> What needs to be done: Copy out the rows below, swapping "bounding boxes" for "box coordinates" and keeping everything else the same.

> Dataset extract:
________

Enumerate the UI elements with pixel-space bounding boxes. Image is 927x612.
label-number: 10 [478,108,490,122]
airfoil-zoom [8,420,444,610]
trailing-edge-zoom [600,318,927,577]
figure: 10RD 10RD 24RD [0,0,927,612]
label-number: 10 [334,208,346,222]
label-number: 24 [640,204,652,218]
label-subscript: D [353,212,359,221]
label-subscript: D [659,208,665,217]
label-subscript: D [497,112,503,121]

________

> Complete output:
Enumerate the UI elements with pixel-space box coordinates. Image is 927x612.
label-number: 10 [478,108,490,122]
airfoil-zoom [8,420,444,610]
trailing-edge-zoom [600,318,927,577]
figure: 10RD 10RD 24RD [0,0,927,612]
label-number: 10 [334,208,346,222]
label-number: 24 [640,204,652,218]
label-subscript: D [353,212,359,221]
label-subscript: D [659,208,665,217]
label-subscript: D [497,112,503,121]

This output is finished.